_Work required_. The entries are to be returned exactly, with images left out.

_Data section_.
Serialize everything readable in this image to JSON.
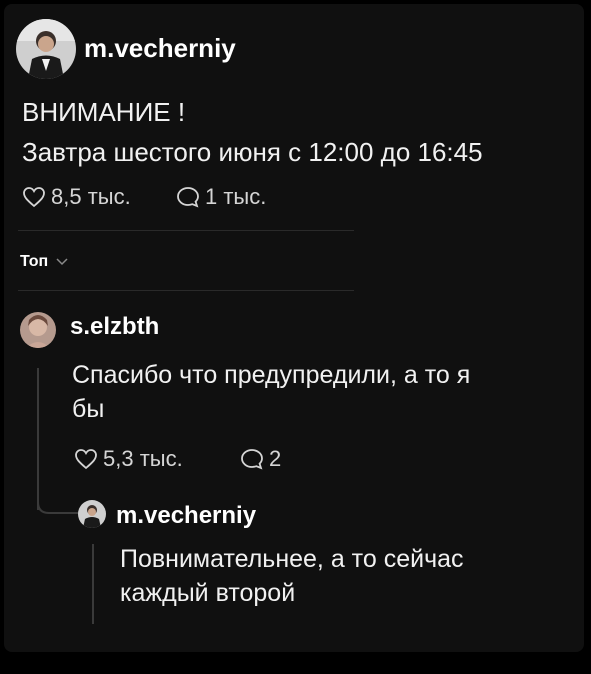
{
  "post": {
    "author": "m.vecherniy",
    "text_line1": "ВНИМАНИЕ !",
    "text_line2": "Завтра шестого июня с 12:00 до 16:45",
    "likes": "8,5 тыс.",
    "comments": "1 тыс."
  },
  "sort": {
    "label": "Топ"
  },
  "comment": {
    "author": "s.elzbth",
    "text": "Спасибо что предупредили, а то я бы",
    "likes": "5,3 тыс.",
    "replies": "2"
  },
  "reply": {
    "author": "m.vecherniy",
    "text": "Повнимательнее, а то сейчас каждый второй"
  },
  "colors": {
    "background": "#000000",
    "card": "#101010",
    "text": "#f1f1f1",
    "muted": "#d5d5d5",
    "thread_line": "#3a3a3a"
  }
}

_Solution_.
Serialize everything readable in this image to JSON.
{
  "post": {
    "author": "m.vecherniy",
    "text_line1": "ВНИМАНИЕ !",
    "text_line2": "Завтра шестого июня с 12:00 до 16:45",
    "likes": "8,5 тыс.",
    "comments": "1 тыс."
  },
  "sort": {
    "label": "Топ"
  },
  "comment": {
    "author": "s.elzbth",
    "text": "Спасибо что предупредили, а то я бы",
    "likes": "5,3 тыс.",
    "replies": "2"
  },
  "reply": {
    "author": "m.vecherniy",
    "text": "Повнимательнее, а то сейчас каждый второй"
  },
  "colors": {
    "background": "#000000",
    "card": "#101010",
    "text": "#f1f1f1",
    "muted": "#d5d5d5",
    "thread_line": "#3a3a3a"
  }
}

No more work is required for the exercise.